begin

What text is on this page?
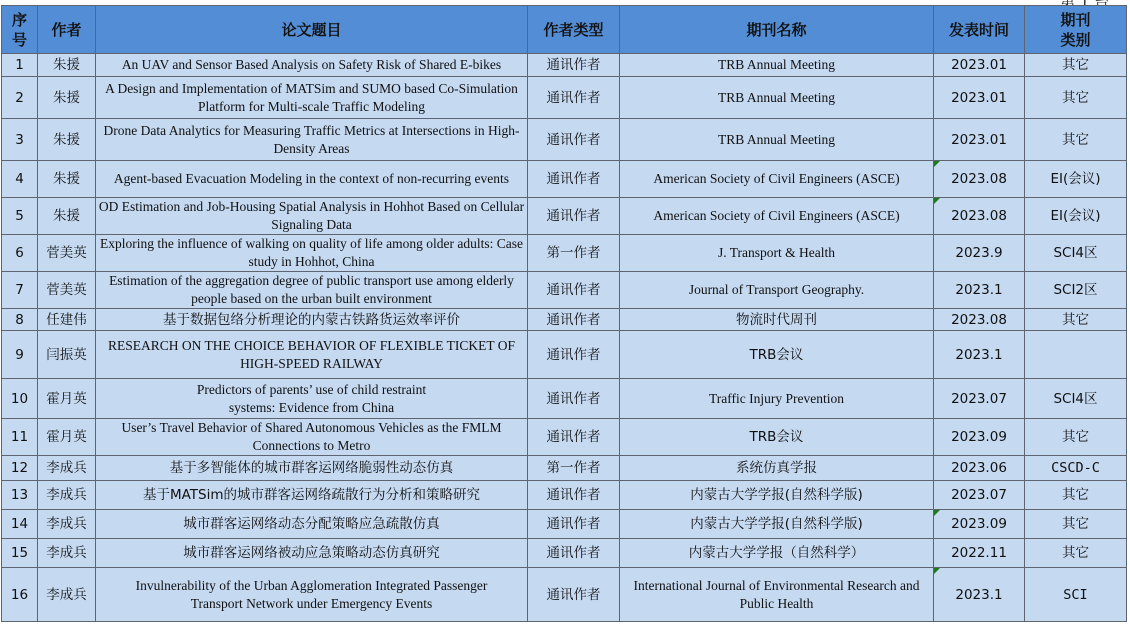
序号	作者	论文题目	作者类型	期刊名称	发表时间	期刊类别
1	朱援	An UAV and Sensor Based Analysis on Safety Risk of Shared E-bikes	通讯作者	TRB Annual Meeting	2023.01	其它
2	朱援	A Design and Implementation of MATSim and SUMO based Co-Simulation Platform for Multi-scale Traffic Modeling	通讯作者	TRB Annual Meeting	2023.01	其它
3	朱援	Drone Data Analytics for Measuring Traffic Metrics at Intersections in High-Density Areas	通讯作者	TRB Annual Meeting	2023.01	其它
4	朱援	Agent-based Evacuation Modeling in the context of non-recurring events	通讯作者	American Society of Civil Engineers (ASCE)	2023.08	EI(会议)
5	朱援	OD Estimation and Job-Housing Spatial Analysis in Hohhot Based on Cellular Signaling Data	通讯作者	American Society of Civil Engineers (ASCE)	2023.08	EI(会议)
6	菅美英	Exploring the influence of walking on quality of life among older adults: Case study in Hohhot, China	第一作者	J. Transport & Health	2023.9	SCI4区
7	菅美英	Estimation of the aggregation degree of public transport use among elderly people based on the urban built environment	通讯作者	Journal of Transport Geography.	2023.1	SCI2区
8	任建伟	基于数据包络分析理论的内蒙古铁路货运效率评价	通讯作者	物流时代周刊	2023.08	其它
9	闫振英	RESEARCH ON THE CHOICE BEHAVIOR OF FLEXIBLE TICKET OF HIGH-SPEED RAILWAY	通讯作者	TRB会议	2023.1	
10	霍月英	Predictors of parents’ use of child restraint systems: Evidence from China	通讯作者	Traffic Injury Prevention	2023.07	SCI4区
11	霍月英	User’s Travel Behavior of Shared Autonomous Vehicles as the FMLM Connections to Metro	通讯作者	TRB会议	2023.09	其它
12	李成兵	基于多智能体的城市群客运网络脆弱性动态仿真	第一作者	系统仿真学报	2023.06	CSCD-C
13	李成兵	基于MATSim的城市群客运网络疏散行为分析和策略研究	通讯作者	内蒙古大学学报(自然科学版)	2023.07	其它
14	李成兵	城市群客运网络动态分配策略应急疏散仿真	通讯作者	内蒙古大学学报(自然科学版)	2023.09	其它
15	李成兵	城市群客运网络被动应急策略动态仿真研究	通讯作者	内蒙古大学学报（自然科学）	2022.11	其它
16	李成兵	Invulnerability of the Urban Agglomeration Integrated Passenger Transport Network under Emergency Events	通讯作者	International Journal of Environmental Research and Public Health	2023.1	SCI
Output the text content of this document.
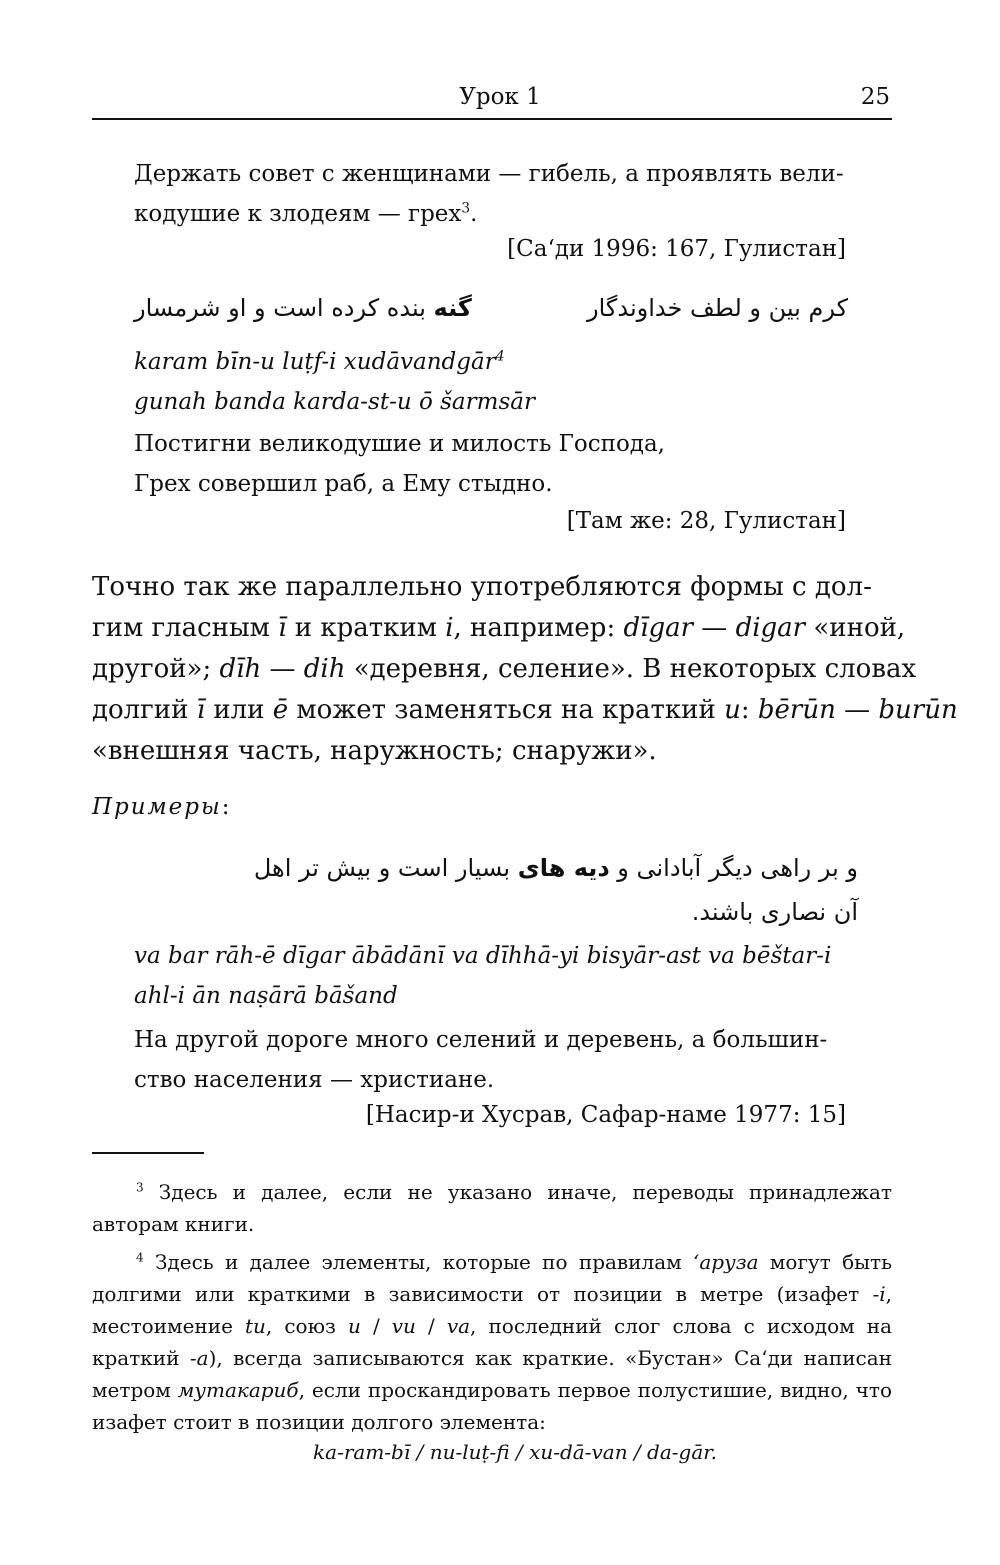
Урок 1	25
Держать совет с женщинами — гибель, а проявлять вели-
кодушие к злодеям — грех$^3$.
[Са‘ди 1996: 167, Гулистан]
کرم بین و لطف خداوندگار
گنه بنده کرده است و او شرمسار
karam bīn-u luṭf-i xudāvandgār$^4$
gunah banda karda-st-u ō šarmsār
Постигни великодушие и милость Господа,
Грех совершил раб, а Ему стыдно.
[Там же: 28, Гулистан]
Точно так же параллельно употребляются формы с дол-
гим гласным ī и кратким i , например: dīgar — digar «иной,
другой»; dīh — dih «деревня, селение». В некоторых словах
долгий ī или ē может заменяться на краткий u: bērūn — burūn
«внешняя часть, наружность; снаружи».
Примеры:
و بر راهی دیگر آبادانی و دیه های بسیار است و بیش تر اهل
آن نصاری باشند.
va bar rāh-ē dīgar ābādānī va dīhhā-yi bisyār-ast va bēštar-i
ahl-i ān naṣārā bāšand
На другой дороге много селений и деревень, а большин-
ство населения — христиане.
[Насир-и Хусрав, Сафар-наме 1977: 15]
$^3$ Здесь и далее, если не указано иначе, переводы принадлежат авторам книги.
$^4$ Здесь и далее элементы, которые по правилам ‘аруза могут быть долгими или краткими в зависимости от позиции в метре (изафет -i, местоимение tu, союз u / vu / va, последний слог слова с исходом на краткий -a), всегда записываются как краткие. «Бустан» Са‘ди написан метром мутакариб, если проскандировать первое полустишие, видно, что изафет стоит в позиции долгого элемента:
ka-ram-bī / nu-luṭ-fi / xu-dā-van / da-gār.
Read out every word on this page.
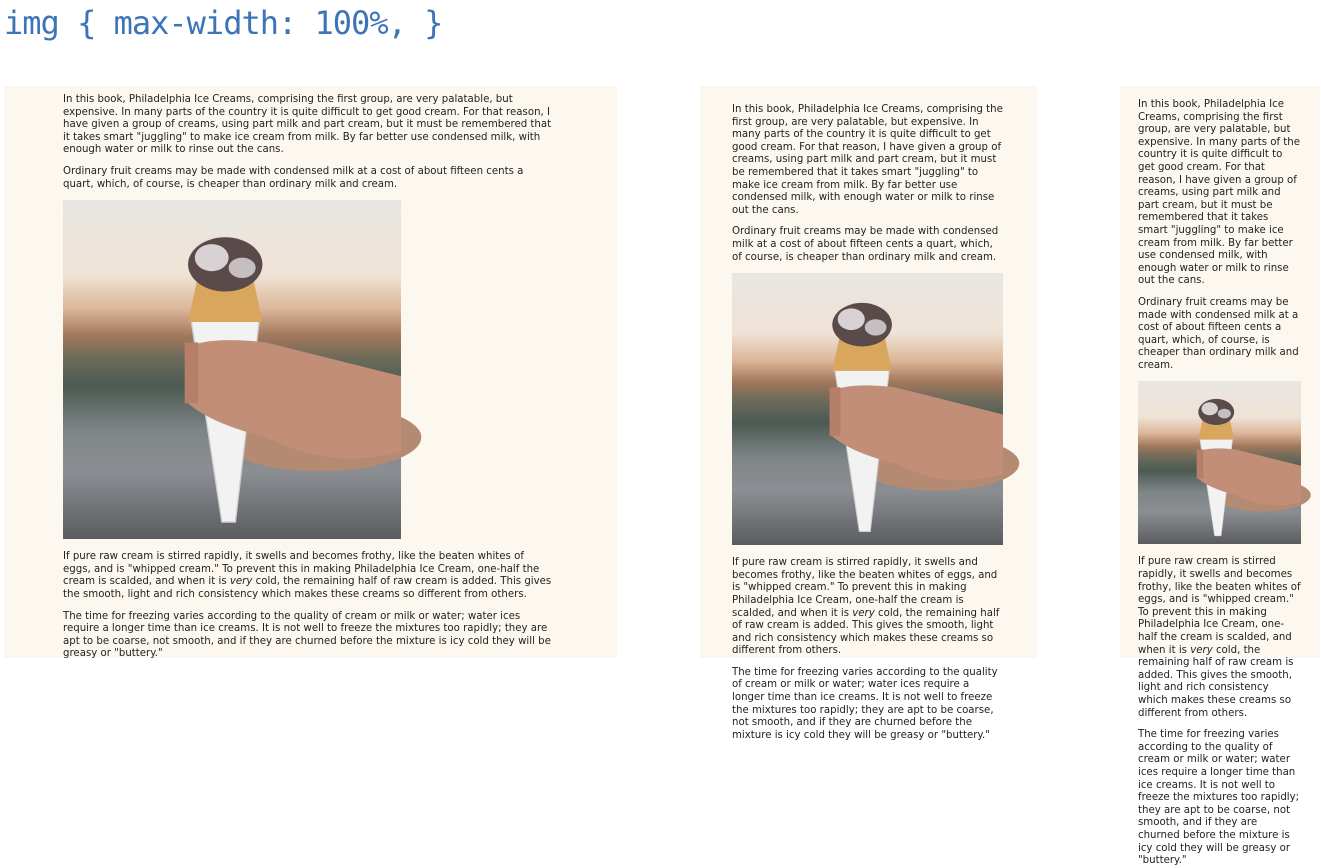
img { max-width: 100%, }

In this book, Philadelphia Ice Creams, comprising the first group, are very palatable, but expensive. In many parts of the country it is quite difficult to get good cream. For that reason, I have given a group of creams, using part milk and part cream, but it must be remembered that it takes smart "juggling" to make ice cream from milk. By far better use condensed milk, with enough water or milk to rinse out the cans.

Ordinary fruit creams may be made with condensed milk at a cost of about fifteen cents a quart, which, of course, is cheaper than ordinary milk and cream.

If pure raw cream is stirred rapidly, it swells and becomes frothy, like the beaten whites of eggs, and is "whipped cream." To prevent this in making Philadelphia Ice Cream, one-half the cream is scalded, and when it is very cold, the remaining half of raw cream is added. This gives the smooth, light and rich consistency which makes these creams so different from others.

The time for freezing varies according to the quality of cream or milk or water; water ices require a longer time than ice creams. It is not well to freeze the mixtures too rapidly; they are apt to be coarse, not smooth, and if they are churned before the mixture is icy cold they will be greasy or "buttery."

In this book, Philadelphia Ice Creams, comprising the first group, are very palatable, but expensive. In many parts of the country it is quite difficult to get good cream. For that reason, I have given a group of creams, using part milk and part cream, but it must be remembered that it takes smart "juggling" to make ice cream from milk. By far better use condensed milk, with enough water or milk to rinse out the cans.

Ordinary fruit creams may be made with condensed milk at a cost of about fifteen cents a quart, which, of course, is cheaper than ordinary milk and cream.

If pure raw cream is stirred rapidly, it swells and becomes frothy, like the beaten whites of eggs, and is "whipped cream." To prevent this in making Philadelphia Ice Cream, one-half the cream is scalded, and when it is very cold, the remaining half of raw cream is added. This gives the smooth, light and rich consistency which makes these creams so different from others.

The time for freezing varies according to the quality of cream or milk or water; water ices require a longer time than ice creams. It is not well to freeze the mixtures too rapidly; they are apt to be coarse, not smooth, and if they are churned before the mixture is icy cold they will be greasy or "buttery."

In this book, Philadelphia Ice Creams, comprising the first group, are very palatable, but expensive. In many parts of the country it is quite difficult to get good cream. For that reason, I have given a group of creams, using part milk and part cream, but it must be remembered that it takes smart "juggling" to make ice cream from milk. By far better use condensed milk, with enough water or milk to rinse out the cans.

Ordinary fruit creams may be made with condensed milk at a cost of about fifteen cents a quart, which, of course, is cheaper than ordinary milk and cream.

If pure raw cream is stirred rapidly, it swells and becomes frothy, like the beaten whites of eggs, and is "whipped cream." To prevent this in making Philadelphia Ice Cream, one-half the cream is scalded, and when it is very cold, the remaining half of raw cream is added. This gives the smooth, light and rich consistency which makes these creams so different from others.

The time for freezing varies according to the quality of cream or milk or water; water ices require a longer time than ice creams. It is not well to freeze the mixtures too rapidly; they are apt to be coarse, not smooth, and if they are churned before the mixture is icy cold they will be greasy or "buttery."
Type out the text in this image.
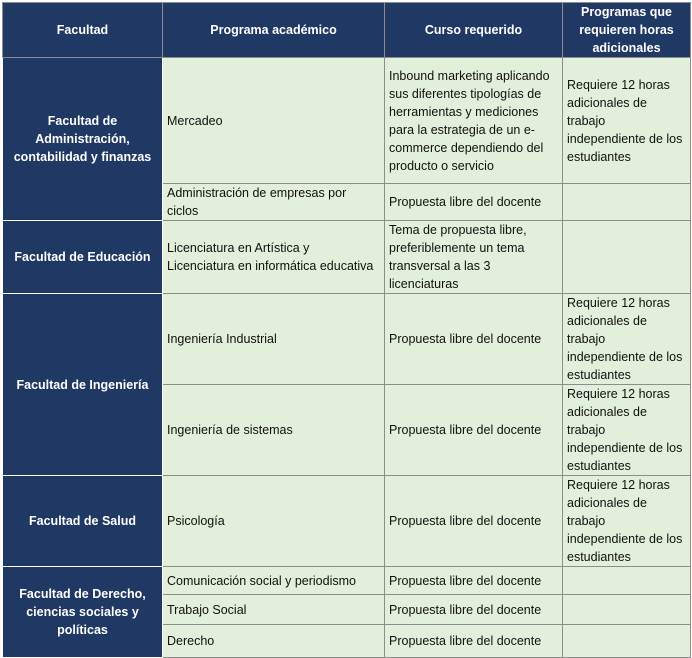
Facultad	Programa académico	Curso requerido	Programas que requieren horas adicionales
Facultad de Administración, contabilidad y finanzas	Mercadeo	Inbound marketing aplicando sus diferentes tipologías de herramientas y mediciones para la estrategia de un e-commerce dependiendo del producto o servicio	Requiere 12 horas adicionales de trabajo independiente de los estudiantes
	Administración de empresas por ciclos	Propuesta libre del docente	
Facultad de Educación	Licenciatura en Artística y Licenciatura en informática educativa	Tema de propuesta libre, preferiblemente un tema transversal a las 3 licenciaturas	
Facultad de Ingeniería	Ingeniería Industrial	Propuesta libre del docente	Requiere 12 horas adicionales de trabajo independiente de los estudiantes
	Ingeniería de sistemas	Propuesta libre del docente	Requiere 12 horas adicionales de trabajo independiente de los estudiantes
Facultad de Salud	Psicología	Propuesta libre del docente	Requiere 12 horas adicionales de trabajo independiente de los estudiantes
Facultad de Derecho, ciencias sociales y políticas	Comunicación social y periodismo	Propuesta libre del docente	
	Trabajo Social	Propuesta libre del docente	
	Derecho	Propuesta libre del docente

end

**SET EXERCISE**
Exactly how many lines of the listing above contain the string "among"? Give no more than the number.

**SOLUTION BELOW**
2